DESCRIPTION OF THE TASK: From the listing below, pull out every line where the string "forwarding" appears.

SUPPLIED RECORDS:
══════════════════════════════

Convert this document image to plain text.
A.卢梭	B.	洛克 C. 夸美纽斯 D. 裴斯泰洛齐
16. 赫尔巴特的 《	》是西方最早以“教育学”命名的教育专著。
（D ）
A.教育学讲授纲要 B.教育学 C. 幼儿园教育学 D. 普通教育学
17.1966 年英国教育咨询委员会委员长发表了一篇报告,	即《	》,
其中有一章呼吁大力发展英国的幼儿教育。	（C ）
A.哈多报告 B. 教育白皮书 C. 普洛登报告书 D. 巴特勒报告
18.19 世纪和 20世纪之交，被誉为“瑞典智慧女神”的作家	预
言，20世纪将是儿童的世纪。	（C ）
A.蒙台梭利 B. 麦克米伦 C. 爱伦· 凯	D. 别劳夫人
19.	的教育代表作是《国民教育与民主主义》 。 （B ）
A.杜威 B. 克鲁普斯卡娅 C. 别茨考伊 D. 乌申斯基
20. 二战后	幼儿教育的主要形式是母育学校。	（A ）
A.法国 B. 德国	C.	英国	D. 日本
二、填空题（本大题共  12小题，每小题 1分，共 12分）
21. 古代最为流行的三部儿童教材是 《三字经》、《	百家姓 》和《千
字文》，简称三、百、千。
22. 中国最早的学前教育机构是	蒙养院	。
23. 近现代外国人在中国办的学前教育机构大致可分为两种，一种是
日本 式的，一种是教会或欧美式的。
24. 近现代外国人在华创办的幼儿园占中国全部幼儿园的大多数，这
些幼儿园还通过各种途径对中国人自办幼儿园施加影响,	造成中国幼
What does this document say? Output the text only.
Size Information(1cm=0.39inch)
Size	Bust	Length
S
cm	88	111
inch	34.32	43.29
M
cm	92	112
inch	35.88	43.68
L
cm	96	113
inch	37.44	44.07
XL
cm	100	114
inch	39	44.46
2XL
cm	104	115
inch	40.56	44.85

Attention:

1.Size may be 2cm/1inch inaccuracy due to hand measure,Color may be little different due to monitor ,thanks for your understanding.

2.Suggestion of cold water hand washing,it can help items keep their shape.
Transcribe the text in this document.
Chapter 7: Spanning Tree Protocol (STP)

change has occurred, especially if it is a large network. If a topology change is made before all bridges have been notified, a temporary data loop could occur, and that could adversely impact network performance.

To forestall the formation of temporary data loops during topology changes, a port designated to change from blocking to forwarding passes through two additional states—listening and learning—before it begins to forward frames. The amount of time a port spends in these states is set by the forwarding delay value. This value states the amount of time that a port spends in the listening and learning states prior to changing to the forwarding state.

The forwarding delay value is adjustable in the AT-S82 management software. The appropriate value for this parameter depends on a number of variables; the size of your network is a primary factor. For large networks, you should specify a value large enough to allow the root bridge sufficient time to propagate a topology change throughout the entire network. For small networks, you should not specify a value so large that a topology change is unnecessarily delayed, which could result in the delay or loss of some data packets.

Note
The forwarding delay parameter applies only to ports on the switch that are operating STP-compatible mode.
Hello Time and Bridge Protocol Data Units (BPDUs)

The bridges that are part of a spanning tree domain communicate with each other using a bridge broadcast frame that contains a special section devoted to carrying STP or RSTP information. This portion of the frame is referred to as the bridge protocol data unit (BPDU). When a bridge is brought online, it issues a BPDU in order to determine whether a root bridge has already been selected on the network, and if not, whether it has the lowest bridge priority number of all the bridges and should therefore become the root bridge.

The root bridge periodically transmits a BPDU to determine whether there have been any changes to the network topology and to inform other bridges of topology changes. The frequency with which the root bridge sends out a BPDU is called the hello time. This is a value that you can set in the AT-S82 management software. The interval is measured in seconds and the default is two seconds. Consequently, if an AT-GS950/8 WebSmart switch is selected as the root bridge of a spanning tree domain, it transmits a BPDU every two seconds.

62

══════════════════════════════

COMPLETE ANSWER:
To forestall the formation of temporary data loops during topology changes, a port designated to change from blocking to forwarding passes through two additional states—listening and learning—before it begins to forward frames. The amount of time a port spends in these states is set by the forwarding delay value. This value states the amount of time that a port spends in the listening and learning states prior to changing to the forwarding state.
The forwarding delay value is adjustable in the AT-S82 management software. The appropriate value for this parameter depends on a number of variables; the size of your network is a primary factor. For large networks, you should specify a value large enough to allow the root bridge sufficient time to propagate a topology change throughout the entire network. For small networks, you should not specify a value so large that a topology change is unnecessarily delayed, which could result in the delay or loss of some data packets.
The forwarding delay parameter applies only to ports on the switch that are operating STP-compatible mode.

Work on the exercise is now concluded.